Data rows
◇ ◇ ◇ ◇ ◇

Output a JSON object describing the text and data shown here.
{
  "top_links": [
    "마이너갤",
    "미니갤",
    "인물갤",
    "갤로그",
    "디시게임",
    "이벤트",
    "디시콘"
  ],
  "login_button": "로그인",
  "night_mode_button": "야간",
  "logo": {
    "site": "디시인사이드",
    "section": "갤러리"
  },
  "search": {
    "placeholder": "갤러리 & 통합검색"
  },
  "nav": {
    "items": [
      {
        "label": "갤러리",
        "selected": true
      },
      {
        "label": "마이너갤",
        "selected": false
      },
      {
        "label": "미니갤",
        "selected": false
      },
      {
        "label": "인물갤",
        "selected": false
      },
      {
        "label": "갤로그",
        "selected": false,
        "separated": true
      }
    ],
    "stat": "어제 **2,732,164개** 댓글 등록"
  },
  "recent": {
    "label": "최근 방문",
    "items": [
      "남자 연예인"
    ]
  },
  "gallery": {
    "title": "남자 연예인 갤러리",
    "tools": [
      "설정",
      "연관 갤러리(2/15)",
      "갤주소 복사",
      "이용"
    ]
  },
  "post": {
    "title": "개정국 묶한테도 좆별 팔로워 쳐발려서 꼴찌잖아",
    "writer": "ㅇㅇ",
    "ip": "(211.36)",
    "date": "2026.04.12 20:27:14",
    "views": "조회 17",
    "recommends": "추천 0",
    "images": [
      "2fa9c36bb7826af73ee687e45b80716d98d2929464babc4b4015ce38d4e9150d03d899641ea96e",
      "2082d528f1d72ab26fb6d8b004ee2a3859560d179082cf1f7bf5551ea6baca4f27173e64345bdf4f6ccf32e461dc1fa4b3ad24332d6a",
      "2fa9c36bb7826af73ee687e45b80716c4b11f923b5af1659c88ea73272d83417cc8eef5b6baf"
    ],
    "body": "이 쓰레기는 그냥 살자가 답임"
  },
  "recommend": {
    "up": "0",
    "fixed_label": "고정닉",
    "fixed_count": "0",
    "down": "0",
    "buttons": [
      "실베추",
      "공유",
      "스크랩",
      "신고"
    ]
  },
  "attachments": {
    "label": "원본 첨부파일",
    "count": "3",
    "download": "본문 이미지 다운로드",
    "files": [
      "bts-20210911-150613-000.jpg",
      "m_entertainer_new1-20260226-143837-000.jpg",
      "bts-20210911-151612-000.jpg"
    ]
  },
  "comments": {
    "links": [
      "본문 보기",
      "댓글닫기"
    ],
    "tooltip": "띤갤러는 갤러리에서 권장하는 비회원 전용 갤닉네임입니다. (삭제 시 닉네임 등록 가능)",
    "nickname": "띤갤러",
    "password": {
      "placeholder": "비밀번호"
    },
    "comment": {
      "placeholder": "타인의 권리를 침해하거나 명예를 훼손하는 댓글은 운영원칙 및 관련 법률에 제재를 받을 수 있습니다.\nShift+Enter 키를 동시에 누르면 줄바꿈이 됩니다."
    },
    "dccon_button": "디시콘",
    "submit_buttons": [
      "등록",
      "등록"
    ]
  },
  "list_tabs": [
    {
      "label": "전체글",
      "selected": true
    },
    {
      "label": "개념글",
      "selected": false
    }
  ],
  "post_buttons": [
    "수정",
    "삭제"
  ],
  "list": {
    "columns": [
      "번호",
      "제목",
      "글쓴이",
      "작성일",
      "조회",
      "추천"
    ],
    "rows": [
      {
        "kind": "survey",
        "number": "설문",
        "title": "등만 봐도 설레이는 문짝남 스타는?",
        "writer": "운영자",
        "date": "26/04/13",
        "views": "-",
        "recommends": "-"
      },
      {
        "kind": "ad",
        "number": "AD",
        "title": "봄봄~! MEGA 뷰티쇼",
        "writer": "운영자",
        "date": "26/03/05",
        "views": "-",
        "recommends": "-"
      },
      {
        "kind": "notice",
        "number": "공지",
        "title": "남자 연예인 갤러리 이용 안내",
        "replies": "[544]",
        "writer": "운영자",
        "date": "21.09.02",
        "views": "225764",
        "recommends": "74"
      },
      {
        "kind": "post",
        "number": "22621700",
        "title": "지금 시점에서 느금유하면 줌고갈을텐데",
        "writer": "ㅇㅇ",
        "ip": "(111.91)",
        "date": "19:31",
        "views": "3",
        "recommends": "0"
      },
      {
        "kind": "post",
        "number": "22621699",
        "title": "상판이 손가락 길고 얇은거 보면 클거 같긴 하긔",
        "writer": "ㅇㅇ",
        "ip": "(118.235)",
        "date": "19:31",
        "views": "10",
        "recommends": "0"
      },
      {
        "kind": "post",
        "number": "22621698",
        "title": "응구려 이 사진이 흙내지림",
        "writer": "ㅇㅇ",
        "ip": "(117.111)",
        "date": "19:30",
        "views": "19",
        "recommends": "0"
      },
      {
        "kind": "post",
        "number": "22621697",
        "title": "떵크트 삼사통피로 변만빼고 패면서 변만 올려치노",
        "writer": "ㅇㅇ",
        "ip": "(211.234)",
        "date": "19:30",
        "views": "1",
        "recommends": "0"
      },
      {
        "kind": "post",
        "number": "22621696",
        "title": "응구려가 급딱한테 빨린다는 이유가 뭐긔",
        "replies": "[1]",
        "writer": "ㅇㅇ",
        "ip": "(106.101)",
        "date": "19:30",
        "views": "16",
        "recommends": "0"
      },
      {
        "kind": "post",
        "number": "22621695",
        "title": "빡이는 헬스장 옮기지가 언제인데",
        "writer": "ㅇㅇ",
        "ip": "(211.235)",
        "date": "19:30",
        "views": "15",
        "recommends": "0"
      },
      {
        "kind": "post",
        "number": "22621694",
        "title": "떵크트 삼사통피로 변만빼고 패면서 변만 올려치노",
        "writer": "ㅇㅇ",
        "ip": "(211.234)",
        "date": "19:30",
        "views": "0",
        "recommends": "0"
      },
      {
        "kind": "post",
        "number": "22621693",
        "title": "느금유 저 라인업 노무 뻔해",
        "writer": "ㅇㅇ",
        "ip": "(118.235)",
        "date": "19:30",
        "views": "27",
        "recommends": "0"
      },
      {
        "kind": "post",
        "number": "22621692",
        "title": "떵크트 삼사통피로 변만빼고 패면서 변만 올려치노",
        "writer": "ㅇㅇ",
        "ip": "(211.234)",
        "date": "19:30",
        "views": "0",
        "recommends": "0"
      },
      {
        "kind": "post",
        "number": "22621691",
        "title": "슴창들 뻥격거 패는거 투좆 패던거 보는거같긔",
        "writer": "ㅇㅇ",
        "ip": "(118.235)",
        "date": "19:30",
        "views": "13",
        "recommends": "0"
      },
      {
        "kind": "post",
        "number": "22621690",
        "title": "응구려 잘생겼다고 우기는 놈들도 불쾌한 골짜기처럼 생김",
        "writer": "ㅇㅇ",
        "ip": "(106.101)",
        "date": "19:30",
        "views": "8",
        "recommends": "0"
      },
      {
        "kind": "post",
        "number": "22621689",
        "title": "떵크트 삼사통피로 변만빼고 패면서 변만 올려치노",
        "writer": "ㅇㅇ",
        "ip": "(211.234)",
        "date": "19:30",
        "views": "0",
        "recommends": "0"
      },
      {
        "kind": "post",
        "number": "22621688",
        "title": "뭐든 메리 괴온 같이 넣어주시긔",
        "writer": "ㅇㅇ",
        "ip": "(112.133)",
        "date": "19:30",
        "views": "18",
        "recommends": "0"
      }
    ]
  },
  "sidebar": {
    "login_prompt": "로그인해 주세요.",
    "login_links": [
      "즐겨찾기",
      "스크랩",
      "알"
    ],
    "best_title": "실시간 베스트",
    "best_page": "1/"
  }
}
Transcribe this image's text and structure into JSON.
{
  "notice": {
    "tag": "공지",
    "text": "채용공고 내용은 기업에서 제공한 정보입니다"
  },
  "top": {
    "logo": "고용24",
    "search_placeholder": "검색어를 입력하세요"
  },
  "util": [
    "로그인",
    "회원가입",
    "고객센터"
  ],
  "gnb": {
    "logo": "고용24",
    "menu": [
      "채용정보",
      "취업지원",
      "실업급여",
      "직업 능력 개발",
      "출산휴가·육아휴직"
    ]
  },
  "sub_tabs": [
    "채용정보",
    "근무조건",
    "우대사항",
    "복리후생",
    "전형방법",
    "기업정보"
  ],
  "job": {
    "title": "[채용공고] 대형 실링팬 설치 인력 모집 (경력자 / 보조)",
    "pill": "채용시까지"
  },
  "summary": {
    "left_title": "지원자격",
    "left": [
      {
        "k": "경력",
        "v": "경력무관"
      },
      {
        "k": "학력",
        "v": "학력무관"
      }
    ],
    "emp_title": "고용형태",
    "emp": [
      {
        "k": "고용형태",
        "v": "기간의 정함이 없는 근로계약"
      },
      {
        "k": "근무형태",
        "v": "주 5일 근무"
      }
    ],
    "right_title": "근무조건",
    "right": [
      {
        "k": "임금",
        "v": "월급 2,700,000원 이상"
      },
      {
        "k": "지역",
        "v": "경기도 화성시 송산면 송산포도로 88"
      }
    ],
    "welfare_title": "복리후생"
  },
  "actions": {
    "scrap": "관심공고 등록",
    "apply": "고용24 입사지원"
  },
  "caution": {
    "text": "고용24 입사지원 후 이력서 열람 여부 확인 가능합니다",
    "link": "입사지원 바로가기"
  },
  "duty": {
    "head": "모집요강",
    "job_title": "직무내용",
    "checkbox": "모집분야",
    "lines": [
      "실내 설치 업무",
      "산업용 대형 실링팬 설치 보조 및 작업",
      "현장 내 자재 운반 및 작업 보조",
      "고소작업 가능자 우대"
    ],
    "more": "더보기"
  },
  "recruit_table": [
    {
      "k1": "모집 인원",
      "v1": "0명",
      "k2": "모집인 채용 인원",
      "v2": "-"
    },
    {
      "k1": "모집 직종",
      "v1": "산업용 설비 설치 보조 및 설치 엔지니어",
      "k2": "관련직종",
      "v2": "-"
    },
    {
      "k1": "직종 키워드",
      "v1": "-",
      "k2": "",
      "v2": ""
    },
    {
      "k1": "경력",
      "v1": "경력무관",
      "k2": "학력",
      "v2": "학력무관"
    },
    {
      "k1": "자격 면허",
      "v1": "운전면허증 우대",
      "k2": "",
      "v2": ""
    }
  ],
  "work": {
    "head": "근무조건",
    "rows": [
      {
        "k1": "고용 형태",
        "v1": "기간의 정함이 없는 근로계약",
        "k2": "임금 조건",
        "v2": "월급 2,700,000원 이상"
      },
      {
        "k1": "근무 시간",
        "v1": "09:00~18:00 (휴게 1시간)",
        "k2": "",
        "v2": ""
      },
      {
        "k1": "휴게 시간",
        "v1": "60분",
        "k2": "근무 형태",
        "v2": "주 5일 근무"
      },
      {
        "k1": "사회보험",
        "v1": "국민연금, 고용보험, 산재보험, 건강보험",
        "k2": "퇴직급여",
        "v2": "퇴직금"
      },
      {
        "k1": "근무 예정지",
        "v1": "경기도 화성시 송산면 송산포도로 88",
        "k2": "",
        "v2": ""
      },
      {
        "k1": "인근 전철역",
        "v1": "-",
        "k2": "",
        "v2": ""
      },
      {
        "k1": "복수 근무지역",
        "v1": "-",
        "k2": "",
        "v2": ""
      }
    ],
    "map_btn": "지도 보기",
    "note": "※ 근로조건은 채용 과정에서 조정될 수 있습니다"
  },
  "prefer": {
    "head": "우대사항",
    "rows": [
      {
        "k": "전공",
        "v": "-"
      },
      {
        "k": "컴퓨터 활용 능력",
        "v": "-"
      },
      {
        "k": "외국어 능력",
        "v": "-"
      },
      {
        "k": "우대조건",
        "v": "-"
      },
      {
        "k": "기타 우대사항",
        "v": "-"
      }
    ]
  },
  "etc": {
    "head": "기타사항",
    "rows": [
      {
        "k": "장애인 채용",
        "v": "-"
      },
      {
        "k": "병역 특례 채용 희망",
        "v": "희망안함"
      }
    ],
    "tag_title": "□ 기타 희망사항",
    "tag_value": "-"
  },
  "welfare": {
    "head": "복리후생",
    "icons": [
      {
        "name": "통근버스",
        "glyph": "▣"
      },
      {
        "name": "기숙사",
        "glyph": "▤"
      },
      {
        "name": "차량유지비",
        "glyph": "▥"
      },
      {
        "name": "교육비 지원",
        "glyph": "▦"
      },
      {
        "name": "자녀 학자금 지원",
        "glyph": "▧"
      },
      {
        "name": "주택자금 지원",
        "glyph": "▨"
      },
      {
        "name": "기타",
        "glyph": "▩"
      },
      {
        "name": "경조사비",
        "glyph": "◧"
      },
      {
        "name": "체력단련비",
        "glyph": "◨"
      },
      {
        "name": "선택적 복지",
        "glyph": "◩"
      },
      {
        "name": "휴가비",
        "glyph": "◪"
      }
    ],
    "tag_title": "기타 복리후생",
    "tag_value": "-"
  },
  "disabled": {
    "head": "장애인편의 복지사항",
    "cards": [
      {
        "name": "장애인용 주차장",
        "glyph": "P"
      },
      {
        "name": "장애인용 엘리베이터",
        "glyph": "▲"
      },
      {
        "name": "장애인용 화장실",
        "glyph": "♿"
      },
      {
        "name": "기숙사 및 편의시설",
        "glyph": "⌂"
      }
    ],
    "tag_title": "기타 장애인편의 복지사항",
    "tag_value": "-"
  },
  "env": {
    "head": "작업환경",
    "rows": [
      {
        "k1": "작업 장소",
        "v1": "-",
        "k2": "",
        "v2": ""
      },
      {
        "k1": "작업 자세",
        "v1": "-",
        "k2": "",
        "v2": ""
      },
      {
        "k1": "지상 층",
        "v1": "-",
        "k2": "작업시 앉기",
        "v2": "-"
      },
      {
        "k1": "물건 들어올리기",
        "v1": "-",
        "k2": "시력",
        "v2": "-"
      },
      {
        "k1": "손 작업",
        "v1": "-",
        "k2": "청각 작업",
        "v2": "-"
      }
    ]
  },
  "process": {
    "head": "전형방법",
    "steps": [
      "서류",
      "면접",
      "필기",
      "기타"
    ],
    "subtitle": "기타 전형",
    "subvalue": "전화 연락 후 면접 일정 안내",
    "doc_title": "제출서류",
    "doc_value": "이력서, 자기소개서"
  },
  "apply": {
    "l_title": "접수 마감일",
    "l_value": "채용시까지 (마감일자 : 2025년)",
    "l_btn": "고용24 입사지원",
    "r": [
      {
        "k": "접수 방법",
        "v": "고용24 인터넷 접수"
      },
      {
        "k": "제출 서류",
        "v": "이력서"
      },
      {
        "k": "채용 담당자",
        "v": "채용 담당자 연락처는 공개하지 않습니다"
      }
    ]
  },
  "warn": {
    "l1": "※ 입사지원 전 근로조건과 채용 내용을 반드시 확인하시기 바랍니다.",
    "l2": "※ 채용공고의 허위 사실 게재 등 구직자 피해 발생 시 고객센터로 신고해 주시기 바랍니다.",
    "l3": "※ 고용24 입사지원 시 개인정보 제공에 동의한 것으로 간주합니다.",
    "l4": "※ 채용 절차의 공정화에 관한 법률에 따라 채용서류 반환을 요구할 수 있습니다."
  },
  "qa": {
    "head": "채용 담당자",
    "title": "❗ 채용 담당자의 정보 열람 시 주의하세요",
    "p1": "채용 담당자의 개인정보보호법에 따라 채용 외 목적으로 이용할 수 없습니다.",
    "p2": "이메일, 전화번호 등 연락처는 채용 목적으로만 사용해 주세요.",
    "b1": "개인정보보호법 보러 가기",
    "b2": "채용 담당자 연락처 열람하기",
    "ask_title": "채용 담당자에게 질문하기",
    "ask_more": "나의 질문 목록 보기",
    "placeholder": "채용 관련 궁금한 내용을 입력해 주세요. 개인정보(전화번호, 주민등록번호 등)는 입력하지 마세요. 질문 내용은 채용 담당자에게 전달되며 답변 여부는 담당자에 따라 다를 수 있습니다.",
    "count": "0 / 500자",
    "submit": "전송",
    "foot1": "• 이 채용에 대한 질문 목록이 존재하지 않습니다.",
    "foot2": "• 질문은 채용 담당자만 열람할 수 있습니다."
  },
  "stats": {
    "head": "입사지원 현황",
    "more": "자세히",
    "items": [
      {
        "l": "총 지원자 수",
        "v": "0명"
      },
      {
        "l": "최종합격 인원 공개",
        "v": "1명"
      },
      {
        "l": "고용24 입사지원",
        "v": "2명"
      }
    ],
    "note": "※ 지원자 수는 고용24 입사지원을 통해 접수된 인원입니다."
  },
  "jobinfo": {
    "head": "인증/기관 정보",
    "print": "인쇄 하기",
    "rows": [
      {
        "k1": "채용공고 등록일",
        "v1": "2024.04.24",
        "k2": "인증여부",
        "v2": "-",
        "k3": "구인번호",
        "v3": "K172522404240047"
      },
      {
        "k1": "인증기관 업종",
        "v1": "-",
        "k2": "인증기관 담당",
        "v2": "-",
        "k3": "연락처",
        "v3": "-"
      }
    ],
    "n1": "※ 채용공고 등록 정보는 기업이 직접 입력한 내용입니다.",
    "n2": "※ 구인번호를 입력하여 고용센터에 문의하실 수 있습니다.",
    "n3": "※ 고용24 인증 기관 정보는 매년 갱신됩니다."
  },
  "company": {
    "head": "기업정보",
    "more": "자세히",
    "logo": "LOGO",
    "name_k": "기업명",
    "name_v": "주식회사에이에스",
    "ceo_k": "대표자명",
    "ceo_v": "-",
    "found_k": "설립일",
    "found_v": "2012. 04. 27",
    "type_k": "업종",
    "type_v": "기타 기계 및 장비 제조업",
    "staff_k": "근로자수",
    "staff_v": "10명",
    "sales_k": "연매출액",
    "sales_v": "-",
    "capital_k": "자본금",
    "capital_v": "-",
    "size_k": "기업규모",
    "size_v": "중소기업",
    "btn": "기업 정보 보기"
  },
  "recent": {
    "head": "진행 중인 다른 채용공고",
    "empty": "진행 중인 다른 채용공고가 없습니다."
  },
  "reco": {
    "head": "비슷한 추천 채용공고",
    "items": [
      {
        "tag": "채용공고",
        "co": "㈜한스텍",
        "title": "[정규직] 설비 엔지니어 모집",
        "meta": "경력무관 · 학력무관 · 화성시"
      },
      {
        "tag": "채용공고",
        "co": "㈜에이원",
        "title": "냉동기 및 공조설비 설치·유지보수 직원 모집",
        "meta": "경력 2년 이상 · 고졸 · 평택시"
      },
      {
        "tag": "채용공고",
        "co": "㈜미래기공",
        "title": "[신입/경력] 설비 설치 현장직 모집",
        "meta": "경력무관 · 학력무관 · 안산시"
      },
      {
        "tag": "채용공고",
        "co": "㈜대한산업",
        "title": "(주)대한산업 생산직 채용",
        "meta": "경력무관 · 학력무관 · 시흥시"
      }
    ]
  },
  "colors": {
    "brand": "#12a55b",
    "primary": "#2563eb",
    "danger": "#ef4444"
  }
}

◇ ◇ ◇ ◇ ◇

Aim
In the entries above, find each line with the word "meta" and copy it.

Output below
        "meta": "경력무관 · 학력무관 · 화성시"
        "meta": "경력 2년 이상 · 고졸 · 평택시"
        "meta": "경력무관 · 학력무관 · 안산시"
        "meta": "경력무관 · 학력무관 · 시흥시"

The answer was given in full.